- Exercise prompt:
Of all the lines in these entries, how many contain the string "name"? Give only that count.

- Dataset content:
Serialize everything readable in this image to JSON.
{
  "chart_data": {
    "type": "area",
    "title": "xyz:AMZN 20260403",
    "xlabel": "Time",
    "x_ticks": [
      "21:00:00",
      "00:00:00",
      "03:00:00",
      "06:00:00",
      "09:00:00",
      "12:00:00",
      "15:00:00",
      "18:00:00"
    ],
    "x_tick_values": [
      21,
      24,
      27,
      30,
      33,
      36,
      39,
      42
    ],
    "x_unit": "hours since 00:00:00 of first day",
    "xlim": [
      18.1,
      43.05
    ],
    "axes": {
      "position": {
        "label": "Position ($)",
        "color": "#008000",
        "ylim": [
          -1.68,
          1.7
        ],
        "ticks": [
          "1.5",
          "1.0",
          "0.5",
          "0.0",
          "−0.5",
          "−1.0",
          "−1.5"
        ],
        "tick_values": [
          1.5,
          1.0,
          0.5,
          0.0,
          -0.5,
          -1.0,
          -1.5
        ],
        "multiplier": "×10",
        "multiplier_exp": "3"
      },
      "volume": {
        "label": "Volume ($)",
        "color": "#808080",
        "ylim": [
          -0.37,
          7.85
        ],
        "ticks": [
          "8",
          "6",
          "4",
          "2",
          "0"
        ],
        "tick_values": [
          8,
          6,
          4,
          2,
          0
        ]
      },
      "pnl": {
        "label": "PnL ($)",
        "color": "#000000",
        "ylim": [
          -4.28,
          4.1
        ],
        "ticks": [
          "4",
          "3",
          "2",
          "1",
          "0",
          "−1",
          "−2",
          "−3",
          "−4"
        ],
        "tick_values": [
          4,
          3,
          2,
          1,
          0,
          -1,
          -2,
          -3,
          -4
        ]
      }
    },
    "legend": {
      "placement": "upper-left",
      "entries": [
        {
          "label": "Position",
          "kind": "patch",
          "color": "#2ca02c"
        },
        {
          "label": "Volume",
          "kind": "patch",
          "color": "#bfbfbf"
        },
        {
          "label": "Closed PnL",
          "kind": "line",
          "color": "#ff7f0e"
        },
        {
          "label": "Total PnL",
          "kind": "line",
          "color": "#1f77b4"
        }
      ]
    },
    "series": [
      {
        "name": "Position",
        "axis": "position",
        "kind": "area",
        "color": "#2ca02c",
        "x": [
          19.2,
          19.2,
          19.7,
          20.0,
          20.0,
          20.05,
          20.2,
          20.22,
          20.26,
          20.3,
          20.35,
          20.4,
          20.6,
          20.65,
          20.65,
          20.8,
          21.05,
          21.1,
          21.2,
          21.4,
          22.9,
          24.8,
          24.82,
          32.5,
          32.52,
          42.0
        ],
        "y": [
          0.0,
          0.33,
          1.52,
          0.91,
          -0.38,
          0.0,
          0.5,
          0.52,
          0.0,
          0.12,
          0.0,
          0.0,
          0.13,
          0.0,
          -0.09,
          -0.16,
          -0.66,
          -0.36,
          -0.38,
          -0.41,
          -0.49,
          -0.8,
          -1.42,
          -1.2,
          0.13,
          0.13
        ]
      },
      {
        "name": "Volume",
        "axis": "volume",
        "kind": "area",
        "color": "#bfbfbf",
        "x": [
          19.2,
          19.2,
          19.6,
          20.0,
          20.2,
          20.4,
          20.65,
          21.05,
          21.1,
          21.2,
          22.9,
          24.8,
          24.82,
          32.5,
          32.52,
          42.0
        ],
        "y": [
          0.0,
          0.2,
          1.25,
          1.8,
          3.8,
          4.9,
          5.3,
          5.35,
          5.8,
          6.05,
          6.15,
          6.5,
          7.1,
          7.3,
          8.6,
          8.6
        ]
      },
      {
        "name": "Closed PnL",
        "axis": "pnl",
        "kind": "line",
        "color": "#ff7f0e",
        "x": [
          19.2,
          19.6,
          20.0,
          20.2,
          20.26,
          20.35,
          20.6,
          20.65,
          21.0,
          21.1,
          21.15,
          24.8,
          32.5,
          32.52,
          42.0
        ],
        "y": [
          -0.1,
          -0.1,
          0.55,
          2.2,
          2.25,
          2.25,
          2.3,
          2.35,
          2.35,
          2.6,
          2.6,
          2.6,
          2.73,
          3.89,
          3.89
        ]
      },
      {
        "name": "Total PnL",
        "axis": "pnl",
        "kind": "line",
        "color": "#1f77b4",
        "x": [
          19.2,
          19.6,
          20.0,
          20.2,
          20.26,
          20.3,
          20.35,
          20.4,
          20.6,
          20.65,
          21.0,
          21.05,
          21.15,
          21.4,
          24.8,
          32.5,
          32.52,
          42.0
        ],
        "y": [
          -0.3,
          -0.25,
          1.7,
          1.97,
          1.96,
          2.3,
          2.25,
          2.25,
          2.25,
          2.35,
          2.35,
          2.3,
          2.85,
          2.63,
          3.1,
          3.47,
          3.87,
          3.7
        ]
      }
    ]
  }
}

- Exercise answer:
4